** STORED ROWS **
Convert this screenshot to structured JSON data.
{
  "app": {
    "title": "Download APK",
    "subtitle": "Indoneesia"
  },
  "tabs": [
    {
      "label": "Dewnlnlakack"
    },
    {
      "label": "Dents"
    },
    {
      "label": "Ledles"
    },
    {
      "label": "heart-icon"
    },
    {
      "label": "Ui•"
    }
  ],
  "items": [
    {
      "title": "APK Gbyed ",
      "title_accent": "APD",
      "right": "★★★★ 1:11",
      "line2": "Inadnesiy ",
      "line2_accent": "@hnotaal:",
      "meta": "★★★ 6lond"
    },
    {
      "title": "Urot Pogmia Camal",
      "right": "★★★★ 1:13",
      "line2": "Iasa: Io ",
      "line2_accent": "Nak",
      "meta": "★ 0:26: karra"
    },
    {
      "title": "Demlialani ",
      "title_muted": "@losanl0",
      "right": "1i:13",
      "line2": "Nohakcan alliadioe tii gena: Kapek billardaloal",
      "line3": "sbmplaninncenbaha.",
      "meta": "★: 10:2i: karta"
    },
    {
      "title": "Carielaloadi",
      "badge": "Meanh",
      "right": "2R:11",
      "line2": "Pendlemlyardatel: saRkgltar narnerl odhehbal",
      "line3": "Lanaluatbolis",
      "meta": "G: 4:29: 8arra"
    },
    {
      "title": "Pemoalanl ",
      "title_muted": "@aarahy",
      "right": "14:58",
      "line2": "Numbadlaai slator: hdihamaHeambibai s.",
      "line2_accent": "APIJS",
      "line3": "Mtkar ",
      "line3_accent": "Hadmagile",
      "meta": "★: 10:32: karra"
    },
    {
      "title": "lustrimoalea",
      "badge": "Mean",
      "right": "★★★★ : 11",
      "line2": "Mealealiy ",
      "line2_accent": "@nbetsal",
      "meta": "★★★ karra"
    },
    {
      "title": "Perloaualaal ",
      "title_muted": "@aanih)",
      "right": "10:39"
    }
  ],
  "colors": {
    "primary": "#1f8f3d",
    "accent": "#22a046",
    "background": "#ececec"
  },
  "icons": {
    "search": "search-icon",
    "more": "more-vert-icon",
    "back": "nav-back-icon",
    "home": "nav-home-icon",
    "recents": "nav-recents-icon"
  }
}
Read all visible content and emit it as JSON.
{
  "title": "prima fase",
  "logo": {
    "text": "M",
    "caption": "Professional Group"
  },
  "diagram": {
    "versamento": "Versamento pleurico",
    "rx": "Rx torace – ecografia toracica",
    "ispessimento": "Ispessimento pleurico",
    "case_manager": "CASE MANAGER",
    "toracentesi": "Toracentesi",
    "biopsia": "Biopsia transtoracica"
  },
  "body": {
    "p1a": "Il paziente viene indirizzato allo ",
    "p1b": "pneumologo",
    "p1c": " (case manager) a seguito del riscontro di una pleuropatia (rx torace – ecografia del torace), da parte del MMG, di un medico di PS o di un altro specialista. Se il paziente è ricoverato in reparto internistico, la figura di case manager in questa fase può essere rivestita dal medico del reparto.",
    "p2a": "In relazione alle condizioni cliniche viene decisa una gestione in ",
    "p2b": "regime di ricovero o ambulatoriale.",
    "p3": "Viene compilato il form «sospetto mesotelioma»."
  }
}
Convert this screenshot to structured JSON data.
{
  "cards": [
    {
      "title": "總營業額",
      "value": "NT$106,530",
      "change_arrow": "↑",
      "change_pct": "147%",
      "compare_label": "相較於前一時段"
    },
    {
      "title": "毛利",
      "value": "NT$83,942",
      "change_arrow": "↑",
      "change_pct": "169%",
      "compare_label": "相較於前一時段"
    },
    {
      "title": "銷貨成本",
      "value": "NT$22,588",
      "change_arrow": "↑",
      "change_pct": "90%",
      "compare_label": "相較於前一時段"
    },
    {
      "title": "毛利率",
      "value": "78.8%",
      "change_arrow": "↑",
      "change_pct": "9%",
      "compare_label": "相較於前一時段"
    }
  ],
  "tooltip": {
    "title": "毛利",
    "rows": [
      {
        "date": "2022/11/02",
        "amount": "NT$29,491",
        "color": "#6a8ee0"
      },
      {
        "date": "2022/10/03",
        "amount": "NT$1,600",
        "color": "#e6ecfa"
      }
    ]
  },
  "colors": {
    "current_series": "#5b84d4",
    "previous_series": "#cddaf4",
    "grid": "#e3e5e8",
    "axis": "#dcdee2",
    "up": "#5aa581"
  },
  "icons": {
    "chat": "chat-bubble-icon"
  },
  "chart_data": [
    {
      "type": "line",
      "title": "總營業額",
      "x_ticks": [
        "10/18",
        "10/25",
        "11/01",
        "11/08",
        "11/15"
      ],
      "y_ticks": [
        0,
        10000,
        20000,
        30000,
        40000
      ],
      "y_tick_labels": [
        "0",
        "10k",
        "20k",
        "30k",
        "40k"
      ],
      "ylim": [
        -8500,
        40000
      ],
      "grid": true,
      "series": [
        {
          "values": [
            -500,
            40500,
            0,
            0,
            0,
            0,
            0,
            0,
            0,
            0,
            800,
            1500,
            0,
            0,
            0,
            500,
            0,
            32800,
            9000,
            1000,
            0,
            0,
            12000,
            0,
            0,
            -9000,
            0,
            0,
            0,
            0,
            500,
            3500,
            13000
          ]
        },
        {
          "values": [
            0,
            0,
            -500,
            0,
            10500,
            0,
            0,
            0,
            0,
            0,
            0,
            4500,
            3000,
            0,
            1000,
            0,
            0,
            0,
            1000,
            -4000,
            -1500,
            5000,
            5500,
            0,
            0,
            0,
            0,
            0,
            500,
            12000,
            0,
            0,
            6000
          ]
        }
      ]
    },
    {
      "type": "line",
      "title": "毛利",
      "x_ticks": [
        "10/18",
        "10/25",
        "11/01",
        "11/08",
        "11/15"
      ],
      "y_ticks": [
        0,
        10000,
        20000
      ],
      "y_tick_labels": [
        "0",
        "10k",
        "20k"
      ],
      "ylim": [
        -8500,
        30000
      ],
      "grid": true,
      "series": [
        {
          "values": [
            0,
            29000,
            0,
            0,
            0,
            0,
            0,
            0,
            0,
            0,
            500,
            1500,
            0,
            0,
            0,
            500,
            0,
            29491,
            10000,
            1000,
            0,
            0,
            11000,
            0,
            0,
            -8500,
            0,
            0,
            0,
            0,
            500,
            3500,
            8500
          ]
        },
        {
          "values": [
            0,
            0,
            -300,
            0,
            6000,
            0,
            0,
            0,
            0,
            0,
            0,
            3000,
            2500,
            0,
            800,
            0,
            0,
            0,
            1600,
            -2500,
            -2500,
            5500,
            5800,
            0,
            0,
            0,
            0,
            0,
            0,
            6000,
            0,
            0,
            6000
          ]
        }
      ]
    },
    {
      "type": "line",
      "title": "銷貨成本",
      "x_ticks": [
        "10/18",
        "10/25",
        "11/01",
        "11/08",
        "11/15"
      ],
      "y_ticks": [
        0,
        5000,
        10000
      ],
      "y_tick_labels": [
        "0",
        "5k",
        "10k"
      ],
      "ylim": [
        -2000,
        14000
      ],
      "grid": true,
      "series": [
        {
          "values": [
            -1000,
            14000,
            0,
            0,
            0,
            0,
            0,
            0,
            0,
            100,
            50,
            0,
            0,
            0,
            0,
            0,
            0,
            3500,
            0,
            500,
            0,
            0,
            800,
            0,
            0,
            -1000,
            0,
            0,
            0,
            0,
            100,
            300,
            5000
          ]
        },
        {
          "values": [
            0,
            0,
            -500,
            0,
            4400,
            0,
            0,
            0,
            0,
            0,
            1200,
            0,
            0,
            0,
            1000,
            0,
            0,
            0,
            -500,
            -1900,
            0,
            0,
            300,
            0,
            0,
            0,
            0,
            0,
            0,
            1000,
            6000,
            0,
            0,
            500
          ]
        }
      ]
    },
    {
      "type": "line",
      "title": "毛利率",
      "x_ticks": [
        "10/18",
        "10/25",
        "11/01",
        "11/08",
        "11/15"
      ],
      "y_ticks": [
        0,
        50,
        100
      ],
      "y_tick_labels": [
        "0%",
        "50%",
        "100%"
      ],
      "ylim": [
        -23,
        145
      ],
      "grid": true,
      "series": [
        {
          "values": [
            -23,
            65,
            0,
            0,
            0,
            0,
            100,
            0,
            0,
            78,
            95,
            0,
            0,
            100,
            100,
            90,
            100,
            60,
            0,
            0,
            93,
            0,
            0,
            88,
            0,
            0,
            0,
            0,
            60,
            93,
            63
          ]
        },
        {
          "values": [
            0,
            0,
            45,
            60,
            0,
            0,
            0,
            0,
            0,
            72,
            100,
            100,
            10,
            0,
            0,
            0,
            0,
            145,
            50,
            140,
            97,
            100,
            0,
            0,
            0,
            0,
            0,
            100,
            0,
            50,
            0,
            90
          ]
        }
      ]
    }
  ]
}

** WHAT IS BEING ASKED **
Count how many lines in the data above hold the string "paziente", and give the number with no other words.

** ANSWER TO THE PROBLEM **
2